学以致用 ->
(1) 请将这段课题摘要中从“发育不良性椎弓峡部裂是一类由”起、到“发与转化提供可靠的理论依据。”为止（含首尾）的文字一字不改地抄录下来。
(2) 据这段课题摘要，课题组首次在疾病家系中证实参与发病的是SLC26A2基因的哪一种突变？

发育不良性椎弓峡部裂是一类由椎弓发育异常引起的脊柱疾病，其发病机制尚不清楚。课题组前期研究发现：①首次于疾病家系中证实SLC26A2基因突变（p.D673V）参与疾病发生，但致病机制亟待阐述；②FGFR3信号通路在SLC26A2敲除软骨细胞中存在异常激活，且SLC26A2敲除小鼠椎体-神经弓软骨结合（NCS）提前骨化。有文献表明NCS异常骨化会导致椎弓发育畸形。据此，我们推测SLC26A2突变可能通过异常激活FGFR3信号通路促使NCS提前骨化，最终导致椎弓发育异常、诱发峡部裂的发生。本项目拟利用多种SLC26A2相关模式动物，明确软骨源性的NCS提前骨化是SLC26A2突变的关键致病环节，阐明SLC26A2突变通过调控FGFR3通路诱发NCS早闭的分子机制，提出并验证潜在的创新药物干预策略。本课题将首次揭示发育不良性椎弓峡部裂的确切发病机制，为治疗药物的研发与转化提供可靠的理论依据。

Dysplastic spondylolysis is a spinal condition caused by developmental defects in the vertebral arch, whose pathogenesis remains unclear. Our team previously found: 1) the SLC26A2 mutation (p.D673V) was confirmed for the first time in an affected family to participate in the onset of the disease but the pathogenic mechanism is unexplored; 2) the FGFR3 signaling pathway was abnormally activated in SLC26A2 knockout chondrocytes, and SLC26A2 knockout mice displayed premature ossification of neurocentral synchondroses (NCS). It was reported that premature ossification of NCS could cause dysplastic vertebral arch. Based on the above-mentioned, we further speculate that the SLC26A2 mutation might promote ossification of NCS by over-activating the FGFR3 signaling pathway, eventually leading to dysplastic vertebral arch and the onset of pars lysis. This project intends to use multiple SLC26A2-related mouse models to verify that premature ossification of NCS is the key pathogenic process of the SLC26A2 mutation, to clarify the molecular mechanism through which the SLC26A2 mutation induces premature closure of NCS by regulating the FGFR3 signaling pathway, and to propose and verify the potential drug intervention strategy. This project will reveal for the first time the exact pathogenesis of dysplastic spondylolysis and provide reliable evidence for the drug development and clinical translation.

所给数据 ->
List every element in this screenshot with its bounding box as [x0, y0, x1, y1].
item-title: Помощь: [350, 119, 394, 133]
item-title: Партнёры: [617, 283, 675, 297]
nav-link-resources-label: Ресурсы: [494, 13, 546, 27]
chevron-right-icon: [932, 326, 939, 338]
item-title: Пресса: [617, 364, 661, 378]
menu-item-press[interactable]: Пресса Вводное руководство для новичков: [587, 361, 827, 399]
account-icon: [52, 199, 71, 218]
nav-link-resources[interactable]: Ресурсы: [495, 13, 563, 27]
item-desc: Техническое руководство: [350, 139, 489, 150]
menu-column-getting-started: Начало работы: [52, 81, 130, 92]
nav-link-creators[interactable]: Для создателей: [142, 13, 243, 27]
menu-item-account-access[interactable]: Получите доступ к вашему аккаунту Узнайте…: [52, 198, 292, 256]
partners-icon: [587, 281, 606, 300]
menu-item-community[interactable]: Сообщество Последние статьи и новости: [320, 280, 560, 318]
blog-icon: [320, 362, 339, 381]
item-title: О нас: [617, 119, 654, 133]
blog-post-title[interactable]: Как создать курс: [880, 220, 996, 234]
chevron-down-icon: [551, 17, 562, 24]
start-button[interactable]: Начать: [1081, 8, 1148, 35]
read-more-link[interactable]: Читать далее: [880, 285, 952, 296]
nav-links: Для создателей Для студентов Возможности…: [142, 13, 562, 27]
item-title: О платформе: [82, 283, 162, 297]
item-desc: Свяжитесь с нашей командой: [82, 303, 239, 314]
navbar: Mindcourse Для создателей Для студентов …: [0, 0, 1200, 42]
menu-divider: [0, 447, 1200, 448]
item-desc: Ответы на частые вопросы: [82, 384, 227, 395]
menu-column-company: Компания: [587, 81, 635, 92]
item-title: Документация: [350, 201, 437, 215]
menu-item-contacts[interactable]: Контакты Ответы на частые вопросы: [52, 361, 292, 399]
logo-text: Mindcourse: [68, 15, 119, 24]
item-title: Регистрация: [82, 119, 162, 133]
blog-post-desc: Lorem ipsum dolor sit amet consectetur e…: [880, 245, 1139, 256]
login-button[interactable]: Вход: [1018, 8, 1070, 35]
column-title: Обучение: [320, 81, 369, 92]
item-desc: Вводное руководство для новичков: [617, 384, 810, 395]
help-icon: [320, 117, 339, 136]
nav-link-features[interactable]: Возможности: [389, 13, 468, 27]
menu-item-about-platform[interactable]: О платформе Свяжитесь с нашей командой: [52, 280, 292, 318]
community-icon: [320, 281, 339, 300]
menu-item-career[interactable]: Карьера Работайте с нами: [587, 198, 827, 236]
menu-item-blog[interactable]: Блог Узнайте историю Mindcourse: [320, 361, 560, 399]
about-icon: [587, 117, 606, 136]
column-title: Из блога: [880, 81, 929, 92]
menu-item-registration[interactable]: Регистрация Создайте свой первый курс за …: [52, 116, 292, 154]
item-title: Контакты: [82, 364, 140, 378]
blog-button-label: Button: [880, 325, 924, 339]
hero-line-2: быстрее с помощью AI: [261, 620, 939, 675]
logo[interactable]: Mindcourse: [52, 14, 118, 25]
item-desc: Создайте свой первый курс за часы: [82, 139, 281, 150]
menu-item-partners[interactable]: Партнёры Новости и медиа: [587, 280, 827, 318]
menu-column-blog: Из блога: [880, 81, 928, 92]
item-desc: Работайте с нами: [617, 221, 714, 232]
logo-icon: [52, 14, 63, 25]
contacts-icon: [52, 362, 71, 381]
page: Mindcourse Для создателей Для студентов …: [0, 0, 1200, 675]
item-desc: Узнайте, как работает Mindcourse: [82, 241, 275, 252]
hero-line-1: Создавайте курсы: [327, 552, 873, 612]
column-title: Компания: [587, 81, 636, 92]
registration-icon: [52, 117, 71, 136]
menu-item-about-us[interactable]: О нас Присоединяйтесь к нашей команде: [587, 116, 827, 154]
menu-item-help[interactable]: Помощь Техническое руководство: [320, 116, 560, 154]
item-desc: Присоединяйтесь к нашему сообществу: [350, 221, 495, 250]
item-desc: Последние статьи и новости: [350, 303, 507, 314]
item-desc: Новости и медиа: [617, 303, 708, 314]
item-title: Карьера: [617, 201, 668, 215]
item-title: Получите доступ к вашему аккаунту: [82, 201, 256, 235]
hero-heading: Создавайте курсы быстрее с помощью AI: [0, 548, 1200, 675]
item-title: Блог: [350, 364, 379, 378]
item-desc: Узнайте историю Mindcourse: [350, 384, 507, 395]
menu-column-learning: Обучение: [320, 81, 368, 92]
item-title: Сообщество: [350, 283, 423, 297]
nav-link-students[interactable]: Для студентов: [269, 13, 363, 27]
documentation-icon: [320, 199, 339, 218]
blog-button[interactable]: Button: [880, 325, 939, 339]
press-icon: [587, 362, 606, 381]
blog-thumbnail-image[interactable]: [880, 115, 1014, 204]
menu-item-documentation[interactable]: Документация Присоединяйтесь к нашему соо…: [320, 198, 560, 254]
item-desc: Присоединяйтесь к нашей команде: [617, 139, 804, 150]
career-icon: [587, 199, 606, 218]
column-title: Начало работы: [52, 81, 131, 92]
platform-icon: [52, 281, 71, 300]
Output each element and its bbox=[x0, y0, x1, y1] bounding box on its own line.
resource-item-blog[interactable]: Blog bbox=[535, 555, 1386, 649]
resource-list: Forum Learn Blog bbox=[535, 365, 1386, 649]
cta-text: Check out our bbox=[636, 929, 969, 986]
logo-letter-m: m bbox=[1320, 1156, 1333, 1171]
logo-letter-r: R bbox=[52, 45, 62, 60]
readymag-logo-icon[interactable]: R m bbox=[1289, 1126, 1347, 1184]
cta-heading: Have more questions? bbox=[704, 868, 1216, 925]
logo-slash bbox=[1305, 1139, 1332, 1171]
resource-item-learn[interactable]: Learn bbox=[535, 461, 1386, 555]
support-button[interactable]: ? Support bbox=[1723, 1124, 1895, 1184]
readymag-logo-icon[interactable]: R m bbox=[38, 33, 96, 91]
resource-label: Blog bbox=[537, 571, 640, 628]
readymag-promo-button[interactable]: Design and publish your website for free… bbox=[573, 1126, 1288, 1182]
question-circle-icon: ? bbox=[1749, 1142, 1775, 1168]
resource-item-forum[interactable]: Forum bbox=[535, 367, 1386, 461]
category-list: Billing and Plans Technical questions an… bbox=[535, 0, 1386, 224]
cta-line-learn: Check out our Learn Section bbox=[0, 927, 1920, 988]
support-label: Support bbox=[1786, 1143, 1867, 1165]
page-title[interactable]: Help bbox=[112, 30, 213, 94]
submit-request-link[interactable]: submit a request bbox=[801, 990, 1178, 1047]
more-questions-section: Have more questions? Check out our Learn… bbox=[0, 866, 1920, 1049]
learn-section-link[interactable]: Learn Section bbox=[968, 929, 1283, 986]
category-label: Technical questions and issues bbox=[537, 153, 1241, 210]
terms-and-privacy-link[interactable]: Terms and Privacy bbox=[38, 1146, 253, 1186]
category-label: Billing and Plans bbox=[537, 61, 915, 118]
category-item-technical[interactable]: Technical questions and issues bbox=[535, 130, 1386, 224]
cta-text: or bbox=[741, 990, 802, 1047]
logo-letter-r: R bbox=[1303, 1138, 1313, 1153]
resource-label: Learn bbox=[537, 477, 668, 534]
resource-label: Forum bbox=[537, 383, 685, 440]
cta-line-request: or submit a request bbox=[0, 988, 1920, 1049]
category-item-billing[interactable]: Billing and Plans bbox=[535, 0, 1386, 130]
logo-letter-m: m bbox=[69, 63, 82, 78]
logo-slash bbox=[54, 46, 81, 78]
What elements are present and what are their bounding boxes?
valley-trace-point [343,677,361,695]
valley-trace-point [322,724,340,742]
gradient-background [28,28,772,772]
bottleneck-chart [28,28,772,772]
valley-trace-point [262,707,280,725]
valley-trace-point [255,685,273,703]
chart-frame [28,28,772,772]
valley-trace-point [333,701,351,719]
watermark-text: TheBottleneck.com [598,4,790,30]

参考答案 ->
(1)
发育不良性椎弓峡部裂是一类由椎弓发育异常引起的脊柱疾病，其发病机制尚不清楚。课题组前期研究发现：①首次于疾病家系中证实SLC26A2基因突变（p.D673V）参与疾病发生，但致病机制亟待阐述；②FGFR3信号通路在SLC26A2敲除软骨细胞中存在异常激活，且SLC26A2敲除小鼠椎体-神经弓软骨结合（NCS）提前骨化。有文献表明NCS异常骨化会导致椎弓发育畸形。据此，我们推测SLC26A2突变可能通过异常激活FGFR3信号通路促使NCS提前骨化，最终导致椎弓发育异常、诱发峡部裂的发生。本项目拟利用多种SLC26A2相关模式动物，明确软骨源性的NCS提前骨化是SLC26A2突变的关键致病环节，阐明SLC26A2突变通过调控FGFR3通路诱发NCS早闭的分子机制，提出并验证潜在的创新药物干预策略。本课题将首次揭示发育不良性椎弓峡部裂的确切发病机制，为治疗药物的研发与转化提供可靠的理论依据。

(2) SLC26A2基因的p.D673V突变。